AIM =
Take the data that follows and retype it word for word.

========================

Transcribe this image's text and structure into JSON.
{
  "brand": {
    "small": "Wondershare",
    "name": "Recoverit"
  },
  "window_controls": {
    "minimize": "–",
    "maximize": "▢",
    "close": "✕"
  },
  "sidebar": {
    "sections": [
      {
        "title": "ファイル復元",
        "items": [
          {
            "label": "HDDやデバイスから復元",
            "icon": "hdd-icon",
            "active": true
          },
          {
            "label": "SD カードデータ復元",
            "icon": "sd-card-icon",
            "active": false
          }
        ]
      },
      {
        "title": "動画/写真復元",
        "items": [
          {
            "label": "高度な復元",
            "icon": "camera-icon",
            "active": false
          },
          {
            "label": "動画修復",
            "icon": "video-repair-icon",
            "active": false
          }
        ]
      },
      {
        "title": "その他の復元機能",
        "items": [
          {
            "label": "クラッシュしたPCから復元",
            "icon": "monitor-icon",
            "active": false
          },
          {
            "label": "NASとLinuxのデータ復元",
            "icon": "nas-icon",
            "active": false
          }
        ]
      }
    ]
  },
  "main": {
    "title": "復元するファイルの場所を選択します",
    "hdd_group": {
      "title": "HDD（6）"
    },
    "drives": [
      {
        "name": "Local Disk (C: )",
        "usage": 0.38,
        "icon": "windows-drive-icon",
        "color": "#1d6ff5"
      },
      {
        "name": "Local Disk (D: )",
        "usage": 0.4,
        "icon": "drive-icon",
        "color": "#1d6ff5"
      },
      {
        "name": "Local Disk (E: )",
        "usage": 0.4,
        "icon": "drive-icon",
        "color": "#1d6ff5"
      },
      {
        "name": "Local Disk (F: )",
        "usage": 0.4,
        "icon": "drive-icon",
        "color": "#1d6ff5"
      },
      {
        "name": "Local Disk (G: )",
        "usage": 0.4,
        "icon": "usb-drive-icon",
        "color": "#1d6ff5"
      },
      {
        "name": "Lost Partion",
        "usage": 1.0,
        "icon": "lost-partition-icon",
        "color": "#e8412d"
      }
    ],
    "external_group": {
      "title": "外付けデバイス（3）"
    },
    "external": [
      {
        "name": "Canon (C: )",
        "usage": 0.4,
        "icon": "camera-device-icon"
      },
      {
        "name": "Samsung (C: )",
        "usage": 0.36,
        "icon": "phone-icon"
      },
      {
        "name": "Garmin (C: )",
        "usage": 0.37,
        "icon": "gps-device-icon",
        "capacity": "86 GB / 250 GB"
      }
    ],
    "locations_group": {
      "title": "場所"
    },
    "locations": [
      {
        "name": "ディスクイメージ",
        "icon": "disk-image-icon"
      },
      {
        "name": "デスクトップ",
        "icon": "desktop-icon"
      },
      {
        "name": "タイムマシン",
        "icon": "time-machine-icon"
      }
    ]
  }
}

========================

REPLY =
Transcribe this image's text and structure into JSON.
{
  "brand": {
    "small": "Wondershare",
    "name": "Recoverit"
  },
  "window_controls": {
    "minimize": "–",
    "maximize": "▢",
    "close": "✕"
  },
  "sidebar": {
    "sections": [
      {
        "title": "ファイル復元",
        "items": [
          {
            "label": "HDDやデバイスから復元",
            "icon": "hdd-icon",
            "active": true
          },
          {
            "label": "SD カードデータ復元",
            "icon": "sd-card-icon",
            "active": false
          }
        ]
      },
      {
        "title": "動画/写真復元",
        "items": [
          {
            "label": "高度な復元",
            "icon": "camera-icon",
            "active": false
          },
          {
            "label": "動画修復",
            "icon": "video-repair-icon",
            "active": false
          }
        ]
      },
      {
        "title": "その他の復元機能",
        "items": [
          {
            "label": "クラッシュしたPCから復元",
            "icon": "monitor-icon",
            "active": false
          },
          {
            "label": "NASとLinuxのデータ復元",
            "icon": "nas-icon",
            "active": false
          }
        ]
      }
    ]
  },
  "main": {
    "title": "復元するファイルの場所を選択します",
    "hdd_group": {
      "title": "HDD（6）"
    },
    "drives": [
      {
        "name": "Local Disk (C: )",
        "usage": 0.38,
        "icon": "windows-drive-icon",
        "color": "#1d6ff5"
      },
      {
        "name": "Local Disk (D: )",
        "usage": 0.4,
        "icon": "drive-icon",
        "color": "#1d6ff5"
      },
      {
        "name": "Local Disk (E: )",
        "usage": 0.4,
        "icon": "drive-icon",
        "color": "#1d6ff5"
      },
      {
        "name": "Local Disk (F: )",
        "usage": 0.4,
        "icon": "drive-icon",
        "color": "#1d6ff5"
      },
      {
        "name": "Local Disk (G: )",
        "usage": 0.4,
        "icon": "usb-drive-icon",
        "color": "#1d6ff5"
      },
      {
        "name": "Lost Partion",
        "usage": 1.0,
        "icon": "lost-partition-icon",
        "color": "#e8412d"
      }
    ],
    "external_group": {
      "title": "外付けデバイス（3）"
    },
    "external": [
      {
        "name": "Canon (C: )",
        "usage": 0.4,
        "icon": "camera-device-icon"
      },
      {
        "name": "Samsung (C: )",
        "usage": 0.36,
        "icon": "phone-icon"
      },
      {
        "name": "Garmin (C: )",
        "usage": 0.37,
        "icon": "gps-device-icon",
        "capacity": "86 GB / 250 GB"
      }
    ],
    "locations_group": {
      "title": "場所"
    },
    "locations": [
      {
        "name": "ディスクイメージ",
        "icon": "disk-image-icon"
      },
      {
        "name": "デスクトップ",
        "icon": "desktop-icon"
      },
      {
        "name": "タイムマシン",
        "icon": "time-machine-icon"
      }
    ]
  }
}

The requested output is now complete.